Structured figure records

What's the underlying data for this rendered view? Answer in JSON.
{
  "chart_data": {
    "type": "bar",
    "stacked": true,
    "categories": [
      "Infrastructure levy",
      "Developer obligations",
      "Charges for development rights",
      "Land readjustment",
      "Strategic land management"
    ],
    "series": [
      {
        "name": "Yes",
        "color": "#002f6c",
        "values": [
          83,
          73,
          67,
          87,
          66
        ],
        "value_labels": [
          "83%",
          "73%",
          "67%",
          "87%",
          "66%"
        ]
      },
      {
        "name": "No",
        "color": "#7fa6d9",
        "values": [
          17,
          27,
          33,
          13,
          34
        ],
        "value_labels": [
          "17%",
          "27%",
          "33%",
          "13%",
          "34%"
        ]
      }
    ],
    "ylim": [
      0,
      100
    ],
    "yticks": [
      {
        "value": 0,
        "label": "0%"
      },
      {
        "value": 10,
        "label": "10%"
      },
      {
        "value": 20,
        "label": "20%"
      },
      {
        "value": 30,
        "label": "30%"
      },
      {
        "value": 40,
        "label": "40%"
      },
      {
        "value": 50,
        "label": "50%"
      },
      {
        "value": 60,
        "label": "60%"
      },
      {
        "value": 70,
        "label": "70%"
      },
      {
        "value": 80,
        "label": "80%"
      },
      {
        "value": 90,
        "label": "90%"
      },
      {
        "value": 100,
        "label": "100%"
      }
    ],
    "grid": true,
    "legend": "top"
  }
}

# EXERCISE DETAILS
Every entry should be printed again exactly as it stands.

# EXERCISE SOLUTION
What's the underlying data for this rendered view? Answer in JSON.
{
  "chart_data": {
    "type": "bar",
    "stacked": true,
    "categories": [
      "Infrastructure levy",
      "Developer obligations",
      "Charges for development rights",
      "Land readjustment",
      "Strategic land management"
    ],
    "series": [
      {
        "name": "Yes",
        "color": "#002f6c",
        "values": [
          83,
          73,
          67,
          87,
          66
        ],
        "value_labels": [
          "83%",
          "73%",
          "67%",
          "87%",
          "66%"
        ]
      },
      {
        "name": "No",
        "color": "#7fa6d9",
        "values": [
          17,
          27,
          33,
          13,
          34
        ],
        "value_labels": [
          "17%",
          "27%",
          "33%",
          "13%",
          "34%"
        ]
      }
    ],
    "ylim": [
      0,
      100
    ],
    "yticks": [
      {
        "value": 0,
        "label": "0%"
      },
      {
        "value": 10,
        "label": "10%"
      },
      {
        "value": 20,
        "label": "20%"
      },
      {
        "value": 30,
        "label": "30%"
      },
      {
        "value": 40,
        "label": "40%"
      },
      {
        "value": 50,
        "label": "50%"
      },
      {
        "value": 60,
        "label": "60%"
      },
      {
        "value": 70,
        "label": "70%"
      },
      {
        "value": 80,
        "label": "80%"
      },
      {
        "value": 90,
        "label": "90%"
      },
      {
        "value": 100,
        "label": "100%"
      }
    ],
    "grid": true,
    "legend": "top"
  }
}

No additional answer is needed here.